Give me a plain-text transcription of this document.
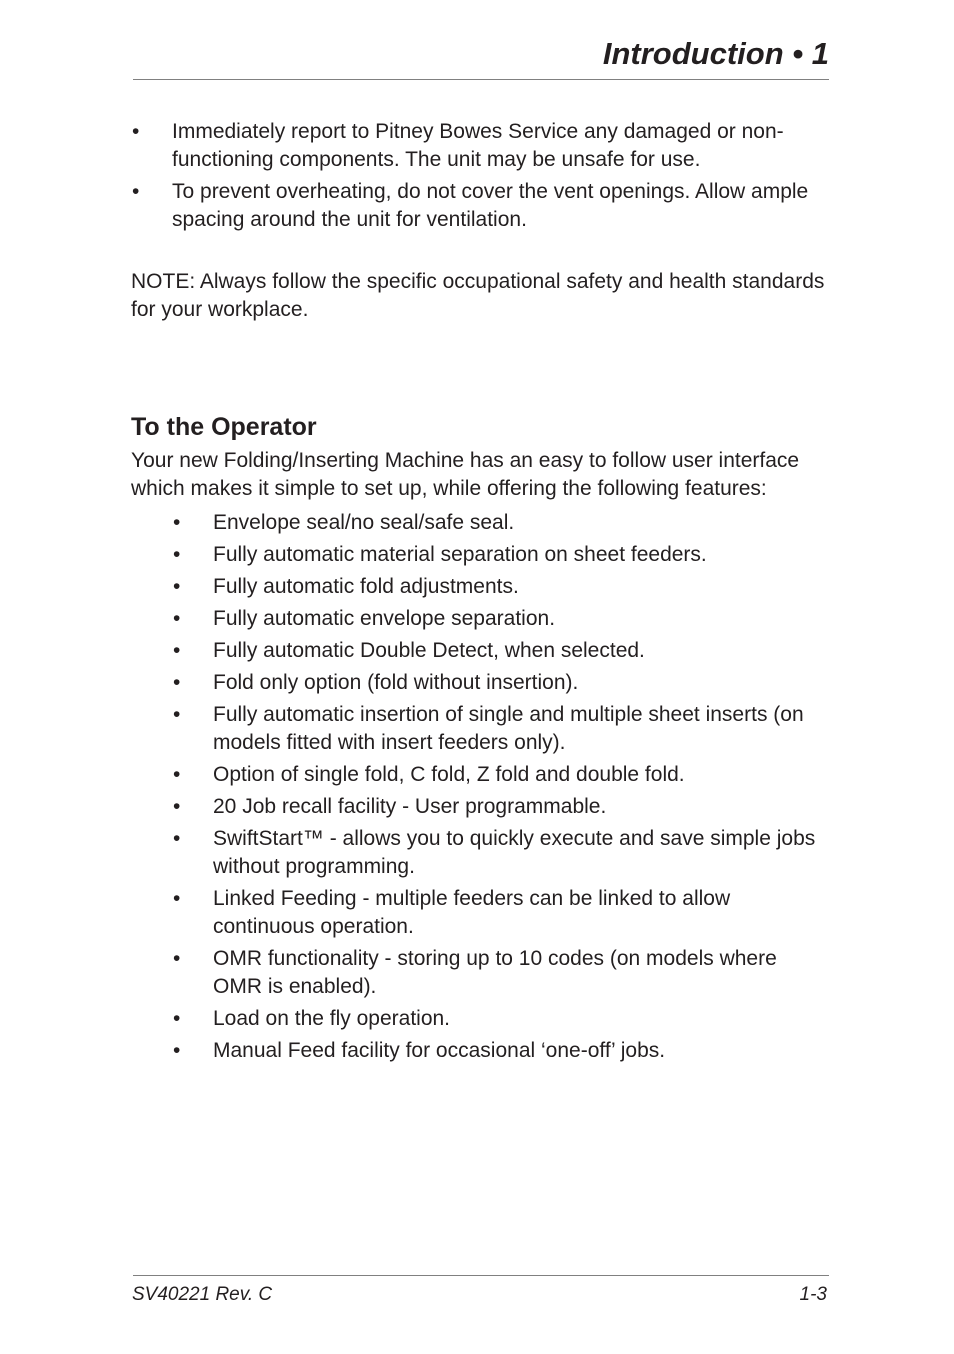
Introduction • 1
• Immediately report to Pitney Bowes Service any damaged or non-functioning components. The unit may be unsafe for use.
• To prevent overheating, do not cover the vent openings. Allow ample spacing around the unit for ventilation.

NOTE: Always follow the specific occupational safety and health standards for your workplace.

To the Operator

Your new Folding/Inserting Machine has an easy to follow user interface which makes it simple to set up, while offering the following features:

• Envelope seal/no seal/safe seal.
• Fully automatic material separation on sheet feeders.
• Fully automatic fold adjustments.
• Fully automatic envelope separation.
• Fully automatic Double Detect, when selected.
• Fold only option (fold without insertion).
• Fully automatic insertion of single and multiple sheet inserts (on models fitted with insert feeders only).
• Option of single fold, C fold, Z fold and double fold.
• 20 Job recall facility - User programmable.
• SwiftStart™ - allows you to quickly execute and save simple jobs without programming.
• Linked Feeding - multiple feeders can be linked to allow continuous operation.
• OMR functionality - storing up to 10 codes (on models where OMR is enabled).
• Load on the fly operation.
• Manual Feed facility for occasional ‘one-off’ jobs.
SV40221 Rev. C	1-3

_____

Objective. Repeat all of the entries word for word, but omit the pictures.

Task result.
Give me a plain-text transcription of this document.
Introduction • 1
• Immediately report to Pitney Bowes Service any damaged or non-functioning components. The unit may be unsafe for use.
• To prevent overheating, do not cover the vent openings. Allow ample spacing around the unit for ventilation.

NOTE: Always follow the specific occupational safety and health standards for your workplace.

To the Operator

Your new Folding/Inserting Machine has an easy to follow user interface which makes it simple to set up, while offering the following features:

• Envelope seal/no seal/safe seal.
• Fully automatic material separation on sheet feeders.
• Fully automatic fold adjustments.
• Fully automatic envelope separation.
• Fully automatic Double Detect, when selected.
• Fold only option (fold without insertion).
• Fully automatic insertion of single and multiple sheet inserts (on models fitted with insert feeders only).
• Option of single fold, C fold, Z fold and double fold.
• 20 Job recall facility - User programmable.
• SwiftStart™ - allows you to quickly execute and save simple jobs without programming.
• Linked Feeding - multiple feeders can be linked to allow continuous operation.
• OMR functionality - storing up to 10 codes (on models where OMR is enabled).
• Load on the fly operation.
• Manual Feed facility for occasional ‘one-off’ jobs.
SV40221 Rev. C	1-3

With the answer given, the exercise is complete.